Exclude images, then output the remaining data verbatim.

# GIVEN DATA
━━━━━━━━━━━━━━━━━━━━
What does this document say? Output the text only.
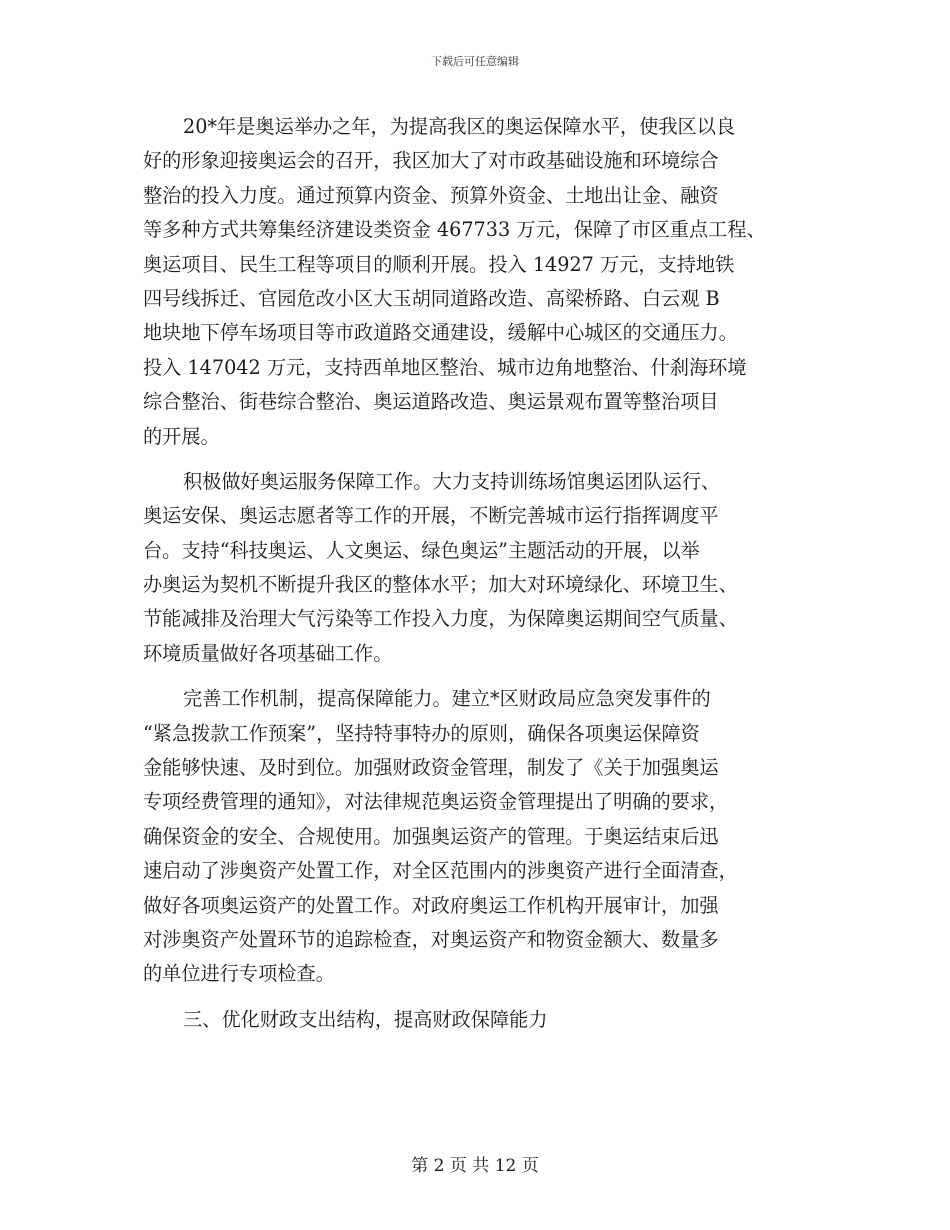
下载后可任意编辑
20*年是奥运举办之年，为提高我区的奥运保障水平，使我区以良
好的形象迎接奥运会的召开，我区加大了对市政基础设施和环境综合
整治的投入力度。通过预算内资金、预算外资金、土地出让金、融资
等多种方式共筹集经济建设类资金 467733 万元，保障了市区重点工程、
奥运项目、民生工程等项目的顺利开展。投入 14927 万元，支持地铁
四号线拆迁、官园危改小区大玉胡同道路改造、高梁桥路、白云观 B
地块地下停车场项目等市政道路交通建设，缓解中心城区的交通压力。
投入 147042 万元，支持西单地区整治、城市边角地整治、什刹海环境
综合整治、街巷综合整治、奥运道路改造、奥运景观布置等整治项目
的开展。
积极做好奥运服务保障工作。大力支持训练场馆奥运团队运行、
奥运安保、奥运志愿者等工作的开展，不断完善城市运行指挥调度平
台。支持“科技奥运、人文奥运、绿色奥运”主题活动的开展，以举
办奥运为契机不断提升我区的整体水平；加大对环境绿化、环境卫生、
节能减排及治理大气污染等工作投入力度，为保障奥运期间空气质量、
环境质量做好各项基础工作。
完善工作机制，提高保障能力。建立*区财政局应急突发事件的
“紧急拨款工作预案”，坚持特事特办的原则，确保各项奥运保障资
金能够快速、及时到位。加强财政资金管理，制发了《关于加强奥运
专项经费管理的通知》，对法律规范奥运资金管理提出了明确的要求，
确保资金的安全、合规使用。加强奥运资产的管理。于奥运结束后迅
速启动了涉奥资产处置工作，对全区范围内的涉奥资产进行全面清查，
做好各项奥运资产的处置工作。对政府奥运工作机构开展审计，加强
对涉奥资产处置环节的追踪检查，对奥运资产和物资金额大、数量多
的单位进行专项检查。
三、优化财政支出结构，提高财政保障能力
第 2 页 共 12 页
━━━━━━━━━━━━━━━━━━━━
# PROBLEM SOLUTION
What does this document say? Output the text only.
下载后可任意编辑
20*年是奥运举办之年，为提高我区的奥运保障水平，使我区以良
好的形象迎接奥运会的召开，我区加大了对市政基础设施和环境综合
整治的投入力度。通过预算内资金、预算外资金、土地出让金、融资
等多种方式共筹集经济建设类资金 467733 万元，保障了市区重点工程、
奥运项目、民生工程等项目的顺利开展。投入 14927 万元，支持地铁
四号线拆迁、官园危改小区大玉胡同道路改造、高梁桥路、白云观 B
地块地下停车场项目等市政道路交通建设，缓解中心城区的交通压力。
投入 147042 万元，支持西单地区整治、城市边角地整治、什刹海环境
综合整治、街巷综合整治、奥运道路改造、奥运景观布置等整治项目
的开展。
积极做好奥运服务保障工作。大力支持训练场馆奥运团队运行、
奥运安保、奥运志愿者等工作的开展，不断完善城市运行指挥调度平
台。支持“科技奥运、人文奥运、绿色奥运”主题活动的开展，以举
办奥运为契机不断提升我区的整体水平；加大对环境绿化、环境卫生、
节能减排及治理大气污染等工作投入力度，为保障奥运期间空气质量、
环境质量做好各项基础工作。
完善工作机制，提高保障能力。建立*区财政局应急突发事件的
“紧急拨款工作预案”，坚持特事特办的原则，确保各项奥运保障资
金能够快速、及时到位。加强财政资金管理，制发了《关于加强奥运
专项经费管理的通知》，对法律规范奥运资金管理提出了明确的要求，
确保资金的安全、合规使用。加强奥运资产的管理。于奥运结束后迅
速启动了涉奥资产处置工作，对全区范围内的涉奥资产进行全面清查，
做好各项奥运资产的处置工作。对政府奥运工作机构开展审计，加强
对涉奥资产处置环节的追踪检查，对奥运资产和物资金额大、数量多
的单位进行专项检查。
三、优化财政支出结构，提高财政保障能力
第 2 页 共 12 页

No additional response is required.